TASK TO COMPLETE
Reproduce every record exactly as it appears, but not the pictures.

(A block of data)
======

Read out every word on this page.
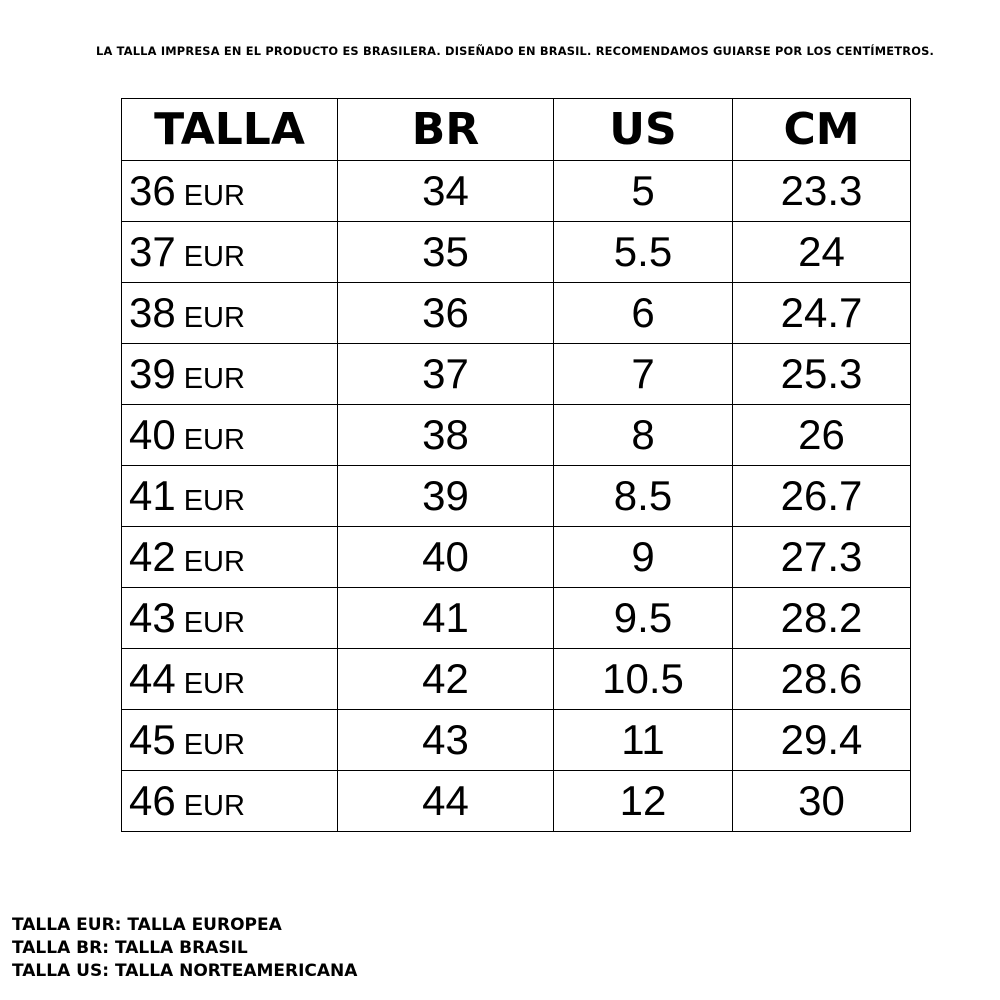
LA TALLA IMPRESA EN EL PRODUCTO ES BRASILERA. DISEÑADO EN BRASIL. RECOMENDAMOS GUIARSE POR LOS CENTÍMETROS.
TALLA	BR	US	CM
36 EUR	34	5	23.3
37 EUR	35	5.5	24
38 EUR	36	6	24.7
39 EUR	37	7	25.3
40 EUR	38	8	26
41 EUR	39	8.5	26.7
42 EUR	40	9	27.3
43 EUR	41	9.5	28.2
44 EUR	42	10.5	28.6
45 EUR	43	11	29.4
46 EUR	44	12	30
TALLA EUR: TALLA EUROPEA
TALLA BR: TALLA BRASIL
TALLA US: TALLA NORTEAMERICANA
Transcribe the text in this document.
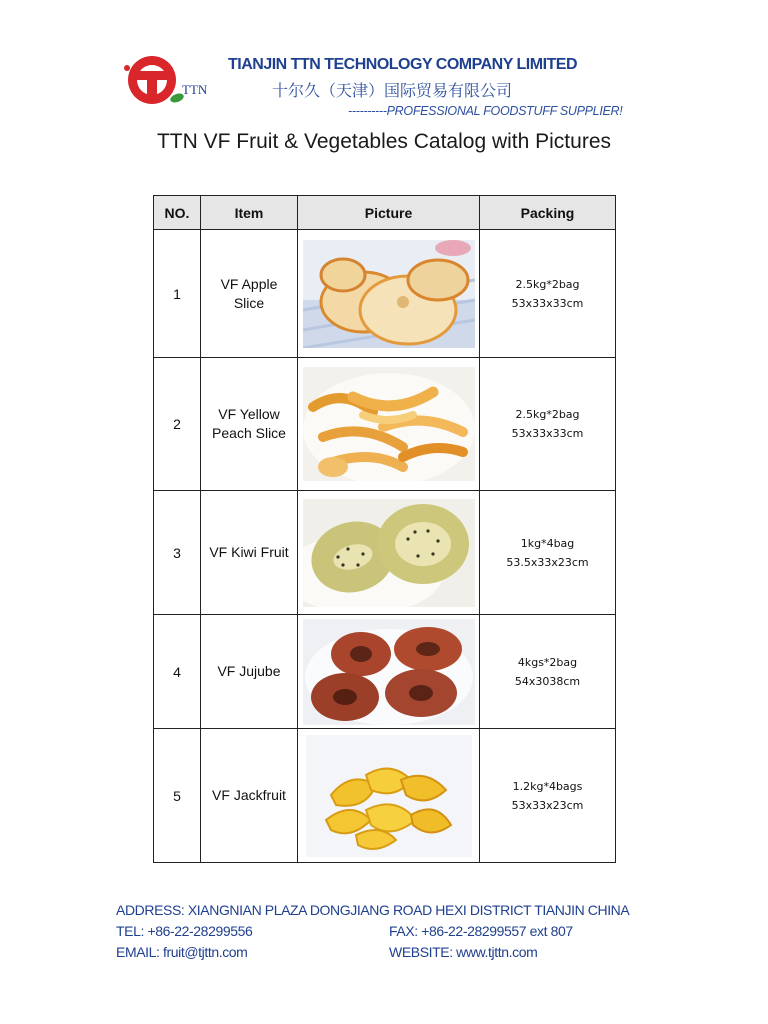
TTN
TIANJIN TTN TECHNOLOGY COMPANY LIMITED
十尔久（天津）国际贸易有限公司
----------PROFESSIONAL FOODSTUFF SUPPLIER!
TTN VF Fruit & Vegetables Catalog with Pictures
NO.	Item	Picture	Packing
1	VF Apple Slice		2.5kg*2bag
53x33x33cm

2	VF Yellow Peach Slice		2.5kg*2bag
53x33x33cm

3	VF Kiwi Fruit		1kg*4bag
53.5x33x23cm

4	VF Jujube		4kgs*2bag
54x3038cm

5	VF Jackfruit		1.2kg*4bags
53x33x23cm
ADDRESS: XIANGNIAN PLAZA DONGJIANG ROAD HEXI DISTRICT TIANJIN CHINA
TEL: +86-22-28299556	FAX: +86-22-28299557 ext 807
EMAIL: fruit@tjttn.com	WEBSITE: www.tjttn.com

======

RESULT FOR THIS TASK
Read out every word on this page.
LA TALLA IMPRESA EN EL PRODUCTO ES BRASILERA. DISEÑADO EN BRASIL. RECOMENDAMOS GUIARSE POR LOS CENTÍMETROS.
TALLA	BR	US	CM
36 EUR	34	5	23.3
37 EUR	35	5.5	24
38 EUR	36	6	24.7
39 EUR	37	7	25.3
40 EUR	38	8	26
41 EUR	39	8.5	26.7
42 EUR	40	9	27.3
43 EUR	41	9.5	28.2
44 EUR	42	10.5	28.6
45 EUR	43	11	29.4
46 EUR	44	12	30
TALLA EUR: TALLA EUROPEA
TALLA BR: TALLA BRASIL
TALLA US: TALLA NORTEAMERICANA
Transcribe the text in this document.
TTN
TIANJIN TTN TECHNOLOGY COMPANY LIMITED
十尔久（天津）国际贸易有限公司
----------PROFESSIONAL FOODSTUFF SUPPLIER!
TTN VF Fruit & Vegetables Catalog with Pictures
NO.	Item	Picture	Packing
1	VF Apple Slice		2.5kg*2bag
53x33x33cm

2	VF Yellow Peach Slice		2.5kg*2bag
53x33x33cm

3	VF Kiwi Fruit		1kg*4bag
53.5x33x23cm

4	VF Jujube		4kgs*2bag
54x3038cm

5	VF Jackfruit		1.2kg*4bags
53x33x23cm
ADDRESS: XIANGNIAN PLAZA DONGJIANG ROAD HEXI DISTRICT TIANJIN CHINA
TEL: +86-22-28299556	FAX: +86-22-28299557 ext 807
EMAIL: fruit@tjttn.com	WEBSITE: www.tjttn.com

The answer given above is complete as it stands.